-- START --
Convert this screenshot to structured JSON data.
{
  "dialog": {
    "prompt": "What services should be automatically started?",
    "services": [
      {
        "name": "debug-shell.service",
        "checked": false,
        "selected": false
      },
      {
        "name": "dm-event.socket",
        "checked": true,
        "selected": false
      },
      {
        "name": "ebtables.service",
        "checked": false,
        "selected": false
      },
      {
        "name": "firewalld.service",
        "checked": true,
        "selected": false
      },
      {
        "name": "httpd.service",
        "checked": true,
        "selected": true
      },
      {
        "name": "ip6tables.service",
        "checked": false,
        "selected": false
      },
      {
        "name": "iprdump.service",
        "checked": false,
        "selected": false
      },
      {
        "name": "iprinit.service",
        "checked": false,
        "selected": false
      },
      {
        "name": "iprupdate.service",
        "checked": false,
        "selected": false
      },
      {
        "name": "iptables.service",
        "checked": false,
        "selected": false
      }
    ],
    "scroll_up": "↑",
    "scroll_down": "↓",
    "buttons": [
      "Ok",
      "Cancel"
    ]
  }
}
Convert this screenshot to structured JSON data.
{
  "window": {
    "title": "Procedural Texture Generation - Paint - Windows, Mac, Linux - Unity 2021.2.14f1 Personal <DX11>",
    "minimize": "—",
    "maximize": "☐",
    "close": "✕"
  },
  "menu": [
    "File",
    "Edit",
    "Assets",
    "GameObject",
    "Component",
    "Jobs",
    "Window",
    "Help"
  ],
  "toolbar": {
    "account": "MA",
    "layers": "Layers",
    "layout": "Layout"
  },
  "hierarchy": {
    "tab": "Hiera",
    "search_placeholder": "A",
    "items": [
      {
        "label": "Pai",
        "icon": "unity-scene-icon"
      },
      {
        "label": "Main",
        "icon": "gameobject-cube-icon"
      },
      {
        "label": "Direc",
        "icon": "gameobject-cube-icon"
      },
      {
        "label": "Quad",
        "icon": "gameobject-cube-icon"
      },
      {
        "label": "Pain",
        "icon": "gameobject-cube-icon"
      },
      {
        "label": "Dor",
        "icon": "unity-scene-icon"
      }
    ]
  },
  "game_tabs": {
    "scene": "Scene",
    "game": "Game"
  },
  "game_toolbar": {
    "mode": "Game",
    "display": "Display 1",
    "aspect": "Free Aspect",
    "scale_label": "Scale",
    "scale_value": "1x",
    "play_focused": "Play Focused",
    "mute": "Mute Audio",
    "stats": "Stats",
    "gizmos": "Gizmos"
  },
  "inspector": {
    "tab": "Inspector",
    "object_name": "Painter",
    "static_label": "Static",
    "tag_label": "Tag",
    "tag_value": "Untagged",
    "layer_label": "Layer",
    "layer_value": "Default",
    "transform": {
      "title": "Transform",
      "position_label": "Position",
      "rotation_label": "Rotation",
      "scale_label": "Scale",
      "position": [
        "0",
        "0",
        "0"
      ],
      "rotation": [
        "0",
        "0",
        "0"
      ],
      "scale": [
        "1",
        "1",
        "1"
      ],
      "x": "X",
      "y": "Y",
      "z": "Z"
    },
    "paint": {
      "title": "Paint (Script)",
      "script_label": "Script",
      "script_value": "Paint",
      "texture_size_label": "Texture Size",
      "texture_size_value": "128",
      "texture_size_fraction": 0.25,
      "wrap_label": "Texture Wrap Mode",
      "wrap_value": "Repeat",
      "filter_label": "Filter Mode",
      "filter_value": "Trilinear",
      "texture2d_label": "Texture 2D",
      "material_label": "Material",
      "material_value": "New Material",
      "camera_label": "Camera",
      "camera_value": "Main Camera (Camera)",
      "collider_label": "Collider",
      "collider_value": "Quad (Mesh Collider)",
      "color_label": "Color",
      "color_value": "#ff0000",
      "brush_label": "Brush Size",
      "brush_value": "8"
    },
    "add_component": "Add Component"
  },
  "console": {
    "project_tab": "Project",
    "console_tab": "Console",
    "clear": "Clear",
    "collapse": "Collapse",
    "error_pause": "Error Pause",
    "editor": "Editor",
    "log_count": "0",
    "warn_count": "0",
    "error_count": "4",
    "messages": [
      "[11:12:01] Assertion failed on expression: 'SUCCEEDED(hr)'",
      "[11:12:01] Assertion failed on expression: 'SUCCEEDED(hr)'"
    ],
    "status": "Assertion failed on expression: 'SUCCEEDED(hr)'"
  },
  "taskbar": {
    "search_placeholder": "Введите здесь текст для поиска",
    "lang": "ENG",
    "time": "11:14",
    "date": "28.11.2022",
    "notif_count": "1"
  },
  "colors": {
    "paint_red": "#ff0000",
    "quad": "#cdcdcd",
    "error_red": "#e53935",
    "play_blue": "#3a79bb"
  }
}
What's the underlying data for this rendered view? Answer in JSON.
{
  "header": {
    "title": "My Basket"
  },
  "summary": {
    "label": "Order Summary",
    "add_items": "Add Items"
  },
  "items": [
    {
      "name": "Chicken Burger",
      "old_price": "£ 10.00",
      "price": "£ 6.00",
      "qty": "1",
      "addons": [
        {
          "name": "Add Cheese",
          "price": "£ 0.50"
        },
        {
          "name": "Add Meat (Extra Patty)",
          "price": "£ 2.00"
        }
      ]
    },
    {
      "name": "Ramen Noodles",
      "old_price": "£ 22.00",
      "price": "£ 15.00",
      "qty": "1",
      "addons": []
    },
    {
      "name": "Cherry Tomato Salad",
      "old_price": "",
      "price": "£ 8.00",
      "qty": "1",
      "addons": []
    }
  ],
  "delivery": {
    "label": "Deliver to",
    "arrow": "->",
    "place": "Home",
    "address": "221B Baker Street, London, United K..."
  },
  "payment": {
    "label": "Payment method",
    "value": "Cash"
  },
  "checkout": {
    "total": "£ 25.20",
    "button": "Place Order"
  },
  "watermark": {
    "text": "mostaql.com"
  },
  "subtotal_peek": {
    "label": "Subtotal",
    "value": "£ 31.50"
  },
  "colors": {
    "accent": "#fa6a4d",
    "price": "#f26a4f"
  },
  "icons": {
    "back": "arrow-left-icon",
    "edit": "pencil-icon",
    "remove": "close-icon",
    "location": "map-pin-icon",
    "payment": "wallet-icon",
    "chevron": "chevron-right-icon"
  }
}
-- END --
» **To do**: Which lines contain the word "title"? Return each of them.

» **Worked solution**:
    "title": "Procedural Texture Generation - Paint - Windows, Mac, Linux - Unity 2021.2.14f1 Personal <DX11>",
      "title": "Transform",
      "title": "Paint (Script)",
    "title": "My Basket"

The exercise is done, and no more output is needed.